### Given instruction
Search the listing for the string "инженерной" and copy every line that contains it.

### Input data
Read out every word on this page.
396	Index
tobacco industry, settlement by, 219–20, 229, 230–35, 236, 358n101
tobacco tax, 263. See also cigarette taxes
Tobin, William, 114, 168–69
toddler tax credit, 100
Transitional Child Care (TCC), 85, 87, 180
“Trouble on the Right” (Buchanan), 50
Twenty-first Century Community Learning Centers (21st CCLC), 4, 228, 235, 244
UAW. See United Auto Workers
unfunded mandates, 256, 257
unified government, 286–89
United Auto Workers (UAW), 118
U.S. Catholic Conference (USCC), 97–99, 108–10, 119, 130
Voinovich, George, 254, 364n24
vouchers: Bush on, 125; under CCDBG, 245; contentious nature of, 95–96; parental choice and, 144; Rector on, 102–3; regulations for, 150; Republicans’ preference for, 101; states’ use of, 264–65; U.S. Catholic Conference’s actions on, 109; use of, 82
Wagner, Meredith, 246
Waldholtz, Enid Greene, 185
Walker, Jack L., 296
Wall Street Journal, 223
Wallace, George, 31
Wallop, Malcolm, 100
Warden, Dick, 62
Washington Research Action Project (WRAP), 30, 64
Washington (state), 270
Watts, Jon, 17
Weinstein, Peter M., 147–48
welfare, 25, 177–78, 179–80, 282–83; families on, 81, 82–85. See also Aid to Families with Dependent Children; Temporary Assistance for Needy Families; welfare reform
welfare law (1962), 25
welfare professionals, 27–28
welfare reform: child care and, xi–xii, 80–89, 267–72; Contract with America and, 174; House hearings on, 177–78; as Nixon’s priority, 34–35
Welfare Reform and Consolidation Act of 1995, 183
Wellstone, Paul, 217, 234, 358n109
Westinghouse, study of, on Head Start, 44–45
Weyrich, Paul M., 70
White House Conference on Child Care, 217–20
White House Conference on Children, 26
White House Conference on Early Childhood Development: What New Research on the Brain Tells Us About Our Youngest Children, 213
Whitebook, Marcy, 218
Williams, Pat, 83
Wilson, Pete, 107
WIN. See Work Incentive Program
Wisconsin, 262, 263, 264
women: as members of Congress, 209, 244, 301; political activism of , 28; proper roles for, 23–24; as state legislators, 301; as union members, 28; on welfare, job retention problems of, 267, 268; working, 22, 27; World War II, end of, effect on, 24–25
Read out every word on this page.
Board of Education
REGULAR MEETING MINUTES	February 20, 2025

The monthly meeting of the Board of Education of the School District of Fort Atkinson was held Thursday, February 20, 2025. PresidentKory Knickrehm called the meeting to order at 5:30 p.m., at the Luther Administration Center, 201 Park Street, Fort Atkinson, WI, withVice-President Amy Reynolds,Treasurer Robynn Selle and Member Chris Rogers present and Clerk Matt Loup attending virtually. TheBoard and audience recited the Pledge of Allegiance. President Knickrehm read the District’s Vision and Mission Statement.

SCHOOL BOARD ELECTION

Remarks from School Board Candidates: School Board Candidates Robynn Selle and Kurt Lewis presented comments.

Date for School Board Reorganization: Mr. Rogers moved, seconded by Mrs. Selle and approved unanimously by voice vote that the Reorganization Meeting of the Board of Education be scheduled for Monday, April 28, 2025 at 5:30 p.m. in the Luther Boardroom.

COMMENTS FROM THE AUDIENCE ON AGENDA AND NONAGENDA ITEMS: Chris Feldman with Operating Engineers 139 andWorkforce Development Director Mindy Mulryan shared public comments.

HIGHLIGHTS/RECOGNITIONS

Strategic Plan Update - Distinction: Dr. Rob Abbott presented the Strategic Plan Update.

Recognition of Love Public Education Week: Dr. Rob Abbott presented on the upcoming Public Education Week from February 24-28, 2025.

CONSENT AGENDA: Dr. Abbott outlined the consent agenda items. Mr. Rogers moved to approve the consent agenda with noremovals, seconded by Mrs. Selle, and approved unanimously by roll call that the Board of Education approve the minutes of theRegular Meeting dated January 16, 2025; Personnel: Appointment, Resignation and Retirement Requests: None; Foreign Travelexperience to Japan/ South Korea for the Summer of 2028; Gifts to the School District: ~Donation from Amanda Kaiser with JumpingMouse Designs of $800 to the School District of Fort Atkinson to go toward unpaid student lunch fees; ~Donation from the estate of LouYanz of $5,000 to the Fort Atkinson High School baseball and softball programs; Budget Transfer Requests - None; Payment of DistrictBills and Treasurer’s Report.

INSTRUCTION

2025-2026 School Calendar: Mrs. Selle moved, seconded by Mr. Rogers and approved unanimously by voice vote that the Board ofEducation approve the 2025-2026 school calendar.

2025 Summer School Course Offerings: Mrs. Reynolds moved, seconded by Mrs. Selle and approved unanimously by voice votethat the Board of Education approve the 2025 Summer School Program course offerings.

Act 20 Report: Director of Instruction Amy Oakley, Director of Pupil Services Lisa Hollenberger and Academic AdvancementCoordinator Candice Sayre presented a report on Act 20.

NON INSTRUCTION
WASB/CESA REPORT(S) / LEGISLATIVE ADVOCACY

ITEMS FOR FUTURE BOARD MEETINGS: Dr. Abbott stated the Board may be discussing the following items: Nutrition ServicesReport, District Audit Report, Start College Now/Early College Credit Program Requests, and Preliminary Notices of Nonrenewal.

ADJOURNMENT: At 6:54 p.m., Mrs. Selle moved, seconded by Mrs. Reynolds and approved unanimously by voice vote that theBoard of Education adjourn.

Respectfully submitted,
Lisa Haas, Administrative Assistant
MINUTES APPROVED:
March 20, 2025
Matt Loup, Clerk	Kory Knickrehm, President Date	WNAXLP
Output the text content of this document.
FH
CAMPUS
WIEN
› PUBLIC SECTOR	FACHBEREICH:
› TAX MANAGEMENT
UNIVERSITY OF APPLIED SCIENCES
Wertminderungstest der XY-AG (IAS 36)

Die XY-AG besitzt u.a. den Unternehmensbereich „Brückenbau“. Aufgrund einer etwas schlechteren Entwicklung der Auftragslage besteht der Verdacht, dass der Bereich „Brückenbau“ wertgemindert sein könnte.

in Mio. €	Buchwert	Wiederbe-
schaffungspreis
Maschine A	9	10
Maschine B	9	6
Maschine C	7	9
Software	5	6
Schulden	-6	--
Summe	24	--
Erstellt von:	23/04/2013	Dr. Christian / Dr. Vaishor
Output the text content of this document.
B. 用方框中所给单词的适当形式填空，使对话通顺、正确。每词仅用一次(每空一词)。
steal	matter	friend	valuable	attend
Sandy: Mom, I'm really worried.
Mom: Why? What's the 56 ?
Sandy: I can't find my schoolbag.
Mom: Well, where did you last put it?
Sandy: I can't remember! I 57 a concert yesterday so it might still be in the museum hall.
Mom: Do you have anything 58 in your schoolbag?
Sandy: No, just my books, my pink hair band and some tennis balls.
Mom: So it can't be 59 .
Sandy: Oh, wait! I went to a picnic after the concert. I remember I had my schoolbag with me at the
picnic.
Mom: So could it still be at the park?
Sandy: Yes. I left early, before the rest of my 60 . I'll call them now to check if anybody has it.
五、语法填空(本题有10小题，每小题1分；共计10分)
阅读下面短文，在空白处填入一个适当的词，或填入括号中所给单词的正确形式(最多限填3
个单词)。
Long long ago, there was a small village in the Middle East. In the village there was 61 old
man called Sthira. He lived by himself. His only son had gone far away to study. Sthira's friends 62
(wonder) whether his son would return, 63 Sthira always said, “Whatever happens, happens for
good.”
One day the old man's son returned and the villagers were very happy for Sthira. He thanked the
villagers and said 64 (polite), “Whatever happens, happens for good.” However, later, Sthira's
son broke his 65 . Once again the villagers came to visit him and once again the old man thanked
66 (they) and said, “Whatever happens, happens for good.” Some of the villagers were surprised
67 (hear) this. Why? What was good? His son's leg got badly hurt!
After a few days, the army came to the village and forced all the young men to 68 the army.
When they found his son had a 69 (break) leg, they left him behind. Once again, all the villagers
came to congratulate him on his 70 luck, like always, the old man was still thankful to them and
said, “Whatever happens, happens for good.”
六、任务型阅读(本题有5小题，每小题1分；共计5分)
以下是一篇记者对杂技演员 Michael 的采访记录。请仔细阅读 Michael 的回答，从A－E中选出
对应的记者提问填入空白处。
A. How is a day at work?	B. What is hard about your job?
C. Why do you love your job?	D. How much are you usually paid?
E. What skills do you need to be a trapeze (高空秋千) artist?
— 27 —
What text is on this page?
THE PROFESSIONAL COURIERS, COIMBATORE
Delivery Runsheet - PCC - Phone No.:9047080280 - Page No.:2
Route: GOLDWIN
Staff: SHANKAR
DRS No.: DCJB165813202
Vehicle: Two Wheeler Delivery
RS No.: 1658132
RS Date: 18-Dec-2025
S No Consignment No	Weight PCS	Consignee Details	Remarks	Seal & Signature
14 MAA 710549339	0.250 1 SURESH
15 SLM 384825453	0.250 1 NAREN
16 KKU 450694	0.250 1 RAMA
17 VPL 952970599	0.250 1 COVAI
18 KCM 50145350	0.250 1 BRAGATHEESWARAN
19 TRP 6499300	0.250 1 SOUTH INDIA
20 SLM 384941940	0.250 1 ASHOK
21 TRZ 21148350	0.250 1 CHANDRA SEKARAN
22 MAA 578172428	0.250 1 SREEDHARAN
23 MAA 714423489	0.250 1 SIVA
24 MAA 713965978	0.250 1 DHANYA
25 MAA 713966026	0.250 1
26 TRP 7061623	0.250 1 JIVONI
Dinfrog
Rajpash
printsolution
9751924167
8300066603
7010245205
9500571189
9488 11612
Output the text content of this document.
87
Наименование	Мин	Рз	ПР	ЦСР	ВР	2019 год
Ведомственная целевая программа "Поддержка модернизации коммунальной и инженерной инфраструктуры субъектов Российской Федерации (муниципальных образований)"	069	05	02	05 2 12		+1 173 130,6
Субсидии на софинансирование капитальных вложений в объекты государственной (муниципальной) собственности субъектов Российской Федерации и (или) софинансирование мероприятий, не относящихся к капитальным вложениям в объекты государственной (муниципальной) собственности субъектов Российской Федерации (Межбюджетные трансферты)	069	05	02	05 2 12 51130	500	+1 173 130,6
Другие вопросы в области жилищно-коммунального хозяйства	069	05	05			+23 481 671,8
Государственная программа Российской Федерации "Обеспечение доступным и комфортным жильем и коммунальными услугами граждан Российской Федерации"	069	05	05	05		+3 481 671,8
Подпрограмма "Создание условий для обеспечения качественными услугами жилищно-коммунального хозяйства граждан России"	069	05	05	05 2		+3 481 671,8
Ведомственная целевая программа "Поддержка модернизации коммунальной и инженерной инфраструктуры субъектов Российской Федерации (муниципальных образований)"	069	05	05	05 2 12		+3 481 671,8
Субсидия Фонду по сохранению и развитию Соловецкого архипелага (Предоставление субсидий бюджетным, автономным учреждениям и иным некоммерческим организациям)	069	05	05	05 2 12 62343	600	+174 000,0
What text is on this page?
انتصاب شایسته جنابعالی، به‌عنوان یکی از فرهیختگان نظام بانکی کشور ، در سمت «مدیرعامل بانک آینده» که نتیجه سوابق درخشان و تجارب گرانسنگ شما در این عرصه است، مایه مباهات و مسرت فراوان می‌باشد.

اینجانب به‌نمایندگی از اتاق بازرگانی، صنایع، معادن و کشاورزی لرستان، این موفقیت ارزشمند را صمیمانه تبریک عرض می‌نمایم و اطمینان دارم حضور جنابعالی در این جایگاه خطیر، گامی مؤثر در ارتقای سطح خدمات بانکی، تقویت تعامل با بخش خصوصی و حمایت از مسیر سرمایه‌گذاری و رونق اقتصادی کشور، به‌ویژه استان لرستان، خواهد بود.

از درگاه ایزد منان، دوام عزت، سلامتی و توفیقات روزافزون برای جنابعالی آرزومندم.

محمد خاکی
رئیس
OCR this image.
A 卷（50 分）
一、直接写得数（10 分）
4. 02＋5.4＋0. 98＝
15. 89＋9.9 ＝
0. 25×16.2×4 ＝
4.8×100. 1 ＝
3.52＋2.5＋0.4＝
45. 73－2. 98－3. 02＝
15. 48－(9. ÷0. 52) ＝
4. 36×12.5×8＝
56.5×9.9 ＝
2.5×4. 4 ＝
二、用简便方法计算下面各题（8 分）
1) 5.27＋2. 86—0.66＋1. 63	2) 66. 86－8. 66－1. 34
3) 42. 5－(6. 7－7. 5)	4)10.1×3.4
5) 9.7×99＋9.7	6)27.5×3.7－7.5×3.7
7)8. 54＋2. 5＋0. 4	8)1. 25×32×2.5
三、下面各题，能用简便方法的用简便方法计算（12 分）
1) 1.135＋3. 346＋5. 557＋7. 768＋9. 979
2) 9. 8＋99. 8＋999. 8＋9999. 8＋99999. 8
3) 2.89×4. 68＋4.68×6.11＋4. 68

### The solution
Ведомственная целевая программа "Поддержка модернизации коммунальной и инженерной инфраструктуры субъектов Российской Федерации (муниципальных образований)"	069	05	02	05 2 12		+1 173 130,6
Ведомственная целевая программа "Поддержка модернизации коммунальной и инженерной инфраструктуры субъектов Российской Федерации (муниципальных образований)"	069	05	05	05 2 12		+3 481 671,8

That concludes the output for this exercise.